* EXERCISE DIRECTIONS
Please print every record below exactly as it appears.

* MATERIAL PROVIDED
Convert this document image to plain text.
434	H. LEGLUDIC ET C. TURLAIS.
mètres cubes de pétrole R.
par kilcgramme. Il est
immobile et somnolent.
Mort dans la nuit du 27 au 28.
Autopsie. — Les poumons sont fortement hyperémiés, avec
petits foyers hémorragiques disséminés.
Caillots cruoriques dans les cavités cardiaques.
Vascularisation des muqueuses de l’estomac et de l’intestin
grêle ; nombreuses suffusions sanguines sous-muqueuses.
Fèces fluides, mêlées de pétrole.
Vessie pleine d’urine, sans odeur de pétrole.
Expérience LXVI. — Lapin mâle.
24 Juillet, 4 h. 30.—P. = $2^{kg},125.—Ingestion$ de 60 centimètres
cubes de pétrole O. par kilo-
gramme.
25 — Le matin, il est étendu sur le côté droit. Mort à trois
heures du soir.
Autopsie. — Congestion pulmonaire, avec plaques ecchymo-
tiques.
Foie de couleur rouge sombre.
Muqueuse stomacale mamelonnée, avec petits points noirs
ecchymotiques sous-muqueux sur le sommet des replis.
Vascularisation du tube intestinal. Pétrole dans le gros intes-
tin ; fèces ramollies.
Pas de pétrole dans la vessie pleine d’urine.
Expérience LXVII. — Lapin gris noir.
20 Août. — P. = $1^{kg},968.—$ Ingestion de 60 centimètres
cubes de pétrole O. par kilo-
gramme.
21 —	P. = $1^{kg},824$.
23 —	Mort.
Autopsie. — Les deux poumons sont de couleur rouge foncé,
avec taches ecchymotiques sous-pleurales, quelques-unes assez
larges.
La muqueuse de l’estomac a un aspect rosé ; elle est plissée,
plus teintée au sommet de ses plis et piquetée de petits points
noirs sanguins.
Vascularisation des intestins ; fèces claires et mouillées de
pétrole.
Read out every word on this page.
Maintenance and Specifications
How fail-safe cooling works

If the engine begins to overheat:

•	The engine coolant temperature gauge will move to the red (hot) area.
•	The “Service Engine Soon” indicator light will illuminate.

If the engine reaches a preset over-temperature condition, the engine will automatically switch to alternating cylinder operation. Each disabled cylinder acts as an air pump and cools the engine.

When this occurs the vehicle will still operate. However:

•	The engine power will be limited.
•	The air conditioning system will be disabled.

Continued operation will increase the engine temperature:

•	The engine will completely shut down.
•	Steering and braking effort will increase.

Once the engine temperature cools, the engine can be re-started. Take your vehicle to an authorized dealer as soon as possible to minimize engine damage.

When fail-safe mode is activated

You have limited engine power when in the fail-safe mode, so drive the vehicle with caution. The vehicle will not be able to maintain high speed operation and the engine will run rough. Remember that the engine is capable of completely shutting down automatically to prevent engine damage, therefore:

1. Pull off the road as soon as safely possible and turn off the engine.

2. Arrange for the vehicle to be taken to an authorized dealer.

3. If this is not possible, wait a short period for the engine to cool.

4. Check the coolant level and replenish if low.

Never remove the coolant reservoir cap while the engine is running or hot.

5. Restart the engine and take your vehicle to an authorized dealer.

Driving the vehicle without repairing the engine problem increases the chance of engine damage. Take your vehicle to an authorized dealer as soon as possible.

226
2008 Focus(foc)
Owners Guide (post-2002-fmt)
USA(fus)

* EXERCISE RESULT
Convert this document image to plain text.
434	H. LEGLUDIC ET C. TURLAIS.
mètres cubes de pétrole R.
par kilcgramme. Il est
immobile et somnolent.
Mort dans la nuit du 27 au 28.
Autopsie. — Les poumons sont fortement hyperémiés, avec
petits foyers hémorragiques disséminés.
Caillots cruoriques dans les cavités cardiaques.
Vascularisation des muqueuses de l’estomac et de l’intestin
grêle ; nombreuses suffusions sanguines sous-muqueuses.
Fèces fluides, mêlées de pétrole.
Vessie pleine d’urine, sans odeur de pétrole.
Expérience LXVI. — Lapin mâle.
24 Juillet, 4 h. 30.—P. = $2^{kg},125.—Ingestion$ de 60 centimètres
cubes de pétrole O. par kilo-
gramme.
25 — Le matin, il est étendu sur le côté droit. Mort à trois
heures du soir.
Autopsie. — Congestion pulmonaire, avec plaques ecchymo-
tiques.
Foie de couleur rouge sombre.
Muqueuse stomacale mamelonnée, avec petits points noirs
ecchymotiques sous-muqueux sur le sommet des replis.
Vascularisation du tube intestinal. Pétrole dans le gros intes-
tin ; fèces ramollies.
Pas de pétrole dans la vessie pleine d’urine.
Expérience LXVII. — Lapin gris noir.
20 Août. — P. = $1^{kg},968.—$ Ingestion de 60 centimètres
cubes de pétrole O. par kilo-
gramme.
21 —	P. = $1^{kg},824$.
23 —	Mort.
Autopsie. — Les deux poumons sont de couleur rouge foncé,
avec taches ecchymotiques sous-pleurales, quelques-unes assez
larges.
La muqueuse de l’estomac a un aspect rosé ; elle est plissée,
plus teintée au sommet de ses plis et piquetée de petits points
noirs sanguins.
Vascularisation des intestins ; fèces claires et mouillées de
pétrole.
Read out every word on this page.
Maintenance and Specifications
How fail-safe cooling works

If the engine begins to overheat:

•	The engine coolant temperature gauge will move to the red (hot) area.
•	The “Service Engine Soon” indicator light will illuminate.

If the engine reaches a preset over-temperature condition, the engine will automatically switch to alternating cylinder operation. Each disabled cylinder acts as an air pump and cools the engine.

When this occurs the vehicle will still operate. However:

•	The engine power will be limited.
•	The air conditioning system will be disabled.

Continued operation will increase the engine temperature:

•	The engine will completely shut down.
•	Steering and braking effort will increase.

Once the engine temperature cools, the engine can be re-started. Take your vehicle to an authorized dealer as soon as possible to minimize engine damage.

When fail-safe mode is activated

You have limited engine power when in the fail-safe mode, so drive the vehicle with caution. The vehicle will not be able to maintain high speed operation and the engine will run rough. Remember that the engine is capable of completely shutting down automatically to prevent engine damage, therefore:

1. Pull off the road as soon as safely possible and turn off the engine.

2. Arrange for the vehicle to be taken to an authorized dealer.

3. If this is not possible, wait a short period for the engine to cool.

4. Check the coolant level and replenish if low.

Never remove the coolant reservoir cap while the engine is running or hot.

5. Restart the engine and take your vehicle to an authorized dealer.

Driving the vehicle without repairing the engine problem increases the chance of engine damage. Take your vehicle to an authorized dealer as soon as possible.

226
2008 Focus(foc)
Owners Guide (post-2002-fmt)
USA(fus)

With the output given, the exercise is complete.